[Data supplied start]

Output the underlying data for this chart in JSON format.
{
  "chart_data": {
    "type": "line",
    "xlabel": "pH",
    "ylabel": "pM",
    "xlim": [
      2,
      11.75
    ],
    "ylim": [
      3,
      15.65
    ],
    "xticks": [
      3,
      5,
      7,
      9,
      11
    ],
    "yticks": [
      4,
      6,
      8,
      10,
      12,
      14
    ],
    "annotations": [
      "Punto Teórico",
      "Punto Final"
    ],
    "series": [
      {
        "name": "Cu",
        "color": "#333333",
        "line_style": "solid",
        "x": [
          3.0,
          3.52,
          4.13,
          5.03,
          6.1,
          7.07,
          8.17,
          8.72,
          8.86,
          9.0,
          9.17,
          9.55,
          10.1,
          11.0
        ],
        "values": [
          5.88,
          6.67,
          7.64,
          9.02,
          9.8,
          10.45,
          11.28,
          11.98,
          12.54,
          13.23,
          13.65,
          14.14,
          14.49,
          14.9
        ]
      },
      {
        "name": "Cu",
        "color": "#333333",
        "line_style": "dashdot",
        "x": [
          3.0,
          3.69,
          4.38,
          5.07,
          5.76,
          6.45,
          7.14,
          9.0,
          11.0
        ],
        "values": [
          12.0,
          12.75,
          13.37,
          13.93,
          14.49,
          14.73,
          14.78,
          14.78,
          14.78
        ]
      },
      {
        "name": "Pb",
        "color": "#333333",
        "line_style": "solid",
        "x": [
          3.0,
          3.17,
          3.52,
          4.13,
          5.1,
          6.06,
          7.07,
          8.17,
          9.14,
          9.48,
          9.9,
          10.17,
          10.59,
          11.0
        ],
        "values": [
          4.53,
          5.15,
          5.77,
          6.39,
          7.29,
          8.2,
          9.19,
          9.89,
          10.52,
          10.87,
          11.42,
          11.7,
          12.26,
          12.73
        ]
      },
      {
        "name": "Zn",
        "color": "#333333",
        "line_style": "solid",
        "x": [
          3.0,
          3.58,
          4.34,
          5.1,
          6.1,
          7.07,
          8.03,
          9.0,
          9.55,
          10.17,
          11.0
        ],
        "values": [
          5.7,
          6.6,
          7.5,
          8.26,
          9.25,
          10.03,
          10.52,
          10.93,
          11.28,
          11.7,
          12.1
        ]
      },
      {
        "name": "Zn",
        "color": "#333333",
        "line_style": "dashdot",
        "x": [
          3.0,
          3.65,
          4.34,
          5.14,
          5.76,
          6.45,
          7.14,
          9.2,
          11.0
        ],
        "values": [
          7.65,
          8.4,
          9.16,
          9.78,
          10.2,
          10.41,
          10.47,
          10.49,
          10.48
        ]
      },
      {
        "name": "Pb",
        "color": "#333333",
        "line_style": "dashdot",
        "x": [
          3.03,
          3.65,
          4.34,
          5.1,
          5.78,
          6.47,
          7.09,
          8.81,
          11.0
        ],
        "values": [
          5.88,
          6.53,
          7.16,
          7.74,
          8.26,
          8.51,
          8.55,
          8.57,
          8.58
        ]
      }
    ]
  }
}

[Data supplied end]

▸ **Exercise details**
Repeat every record, exactly as written.

▸ **Response to this task**
Output the underlying data for this chart in JSON format.
{
  "chart_data": {
    "type": "line",
    "xlabel": "pH",
    "ylabel": "pM",
    "xlim": [
      2,
      11.75
    ],
    "ylim": [
      3,
      15.65
    ],
    "xticks": [
      3,
      5,
      7,
      9,
      11
    ],
    "yticks": [
      4,
      6,
      8,
      10,
      12,
      14
    ],
    "annotations": [
      "Punto Teórico",
      "Punto Final"
    ],
    "series": [
      {
        "name": "Cu",
        "color": "#333333",
        "line_style": "solid",
        "x": [
          3.0,
          3.52,
          4.13,
          5.03,
          6.1,
          7.07,
          8.17,
          8.72,
          8.86,
          9.0,
          9.17,
          9.55,
          10.1,
          11.0
        ],
        "values": [
          5.88,
          6.67,
          7.64,
          9.02,
          9.8,
          10.45,
          11.28,
          11.98,
          12.54,
          13.23,
          13.65,
          14.14,
          14.49,
          14.9
        ]
      },
      {
        "name": "Cu",
        "color": "#333333",
        "line_style": "dashdot",
        "x": [
          3.0,
          3.69,
          4.38,
          5.07,
          5.76,
          6.45,
          7.14,
          9.0,
          11.0
        ],
        "values": [
          12.0,
          12.75,
          13.37,
          13.93,
          14.49,
          14.73,
          14.78,
          14.78,
          14.78
        ]
      },
      {
        "name": "Pb",
        "color": "#333333",
        "line_style": "solid",
        "x": [
          3.0,
          3.17,
          3.52,
          4.13,
          5.1,
          6.06,
          7.07,
          8.17,
          9.14,
          9.48,
          9.9,
          10.17,
          10.59,
          11.0
        ],
        "values": [
          4.53,
          5.15,
          5.77,
          6.39,
          7.29,
          8.2,
          9.19,
          9.89,
          10.52,
          10.87,
          11.42,
          11.7,
          12.26,
          12.73
        ]
      },
      {
        "name": "Zn",
        "color": "#333333",
        "line_style": "solid",
        "x": [
          3.0,
          3.58,
          4.34,
          5.1,
          6.1,
          7.07,
          8.03,
          9.0,
          9.55,
          10.17,
          11.0
        ],
        "values": [
          5.7,
          6.6,
          7.5,
          8.26,
          9.25,
          10.03,
          10.52,
          10.93,
          11.28,
          11.7,
          12.1
        ]
      },
      {
        "name": "Zn",
        "color": "#333333",
        "line_style": "dashdot",
        "x": [
          3.0,
          3.65,
          4.34,
          5.14,
          5.76,
          6.45,
          7.14,
          9.2,
          11.0
        ],
        "values": [
          7.65,
          8.4,
          9.16,
          9.78,
          10.2,
          10.41,
          10.47,
          10.49,
          10.48
        ]
      },
      {
        "name": "Pb",
        "color": "#333333",
        "line_style": "dashdot",
        "x": [
          3.03,
          3.65,
          4.34,
          5.1,
          5.78,
          6.47,
          7.09,
          8.81,
          11.0
        ],
        "values": [
          5.88,
          6.53,
          7.16,
          7.74,
          8.26,
          8.51,
          8.55,
          8.57,
          8.58
        ]
      }
    ]
  }
}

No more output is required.